## What is being asked
State the number of lines in these records that include the word "山东省济南市历下区", and add nothing to it.

(Dataset entries)
════════

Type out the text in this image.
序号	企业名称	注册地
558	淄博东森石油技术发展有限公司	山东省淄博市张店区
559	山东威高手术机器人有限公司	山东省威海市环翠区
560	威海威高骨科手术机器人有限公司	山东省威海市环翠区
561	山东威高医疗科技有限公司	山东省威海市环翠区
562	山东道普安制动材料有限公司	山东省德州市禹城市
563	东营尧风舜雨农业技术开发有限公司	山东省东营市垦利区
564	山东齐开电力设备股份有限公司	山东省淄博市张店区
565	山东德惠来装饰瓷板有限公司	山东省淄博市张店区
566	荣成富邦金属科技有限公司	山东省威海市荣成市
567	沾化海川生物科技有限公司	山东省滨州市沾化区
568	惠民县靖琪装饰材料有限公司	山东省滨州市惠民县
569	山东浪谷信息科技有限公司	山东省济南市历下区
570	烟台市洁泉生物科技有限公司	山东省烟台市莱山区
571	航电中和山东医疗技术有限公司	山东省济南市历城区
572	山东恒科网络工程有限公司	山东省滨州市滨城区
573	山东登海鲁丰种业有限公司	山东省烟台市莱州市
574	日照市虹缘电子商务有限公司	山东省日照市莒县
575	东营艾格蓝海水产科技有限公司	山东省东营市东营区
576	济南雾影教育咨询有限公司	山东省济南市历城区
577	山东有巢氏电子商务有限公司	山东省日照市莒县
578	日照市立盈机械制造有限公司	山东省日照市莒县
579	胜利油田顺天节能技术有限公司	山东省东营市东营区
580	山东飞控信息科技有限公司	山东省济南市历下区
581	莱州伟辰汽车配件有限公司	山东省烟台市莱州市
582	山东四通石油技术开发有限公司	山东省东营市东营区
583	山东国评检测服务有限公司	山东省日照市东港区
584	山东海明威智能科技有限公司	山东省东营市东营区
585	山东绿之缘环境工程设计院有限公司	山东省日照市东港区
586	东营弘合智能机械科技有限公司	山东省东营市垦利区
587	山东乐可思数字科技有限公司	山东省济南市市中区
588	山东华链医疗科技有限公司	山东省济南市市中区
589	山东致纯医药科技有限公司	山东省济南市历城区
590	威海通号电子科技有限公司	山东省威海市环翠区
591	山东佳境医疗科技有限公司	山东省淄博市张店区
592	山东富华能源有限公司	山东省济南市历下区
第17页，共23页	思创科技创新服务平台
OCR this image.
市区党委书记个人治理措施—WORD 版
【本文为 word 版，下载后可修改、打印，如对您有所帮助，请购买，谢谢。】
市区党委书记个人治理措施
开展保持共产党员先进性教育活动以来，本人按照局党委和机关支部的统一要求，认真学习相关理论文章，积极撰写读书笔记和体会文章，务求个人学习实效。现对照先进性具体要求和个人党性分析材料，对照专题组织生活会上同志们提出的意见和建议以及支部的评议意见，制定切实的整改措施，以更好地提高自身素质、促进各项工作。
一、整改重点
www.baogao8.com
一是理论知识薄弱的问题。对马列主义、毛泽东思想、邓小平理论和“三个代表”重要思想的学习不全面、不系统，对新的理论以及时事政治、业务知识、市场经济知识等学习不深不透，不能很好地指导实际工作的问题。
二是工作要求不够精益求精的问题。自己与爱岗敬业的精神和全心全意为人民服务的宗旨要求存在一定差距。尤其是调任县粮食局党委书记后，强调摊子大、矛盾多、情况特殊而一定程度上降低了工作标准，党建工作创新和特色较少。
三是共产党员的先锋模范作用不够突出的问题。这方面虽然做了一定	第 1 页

════════

## Output of the exercise
3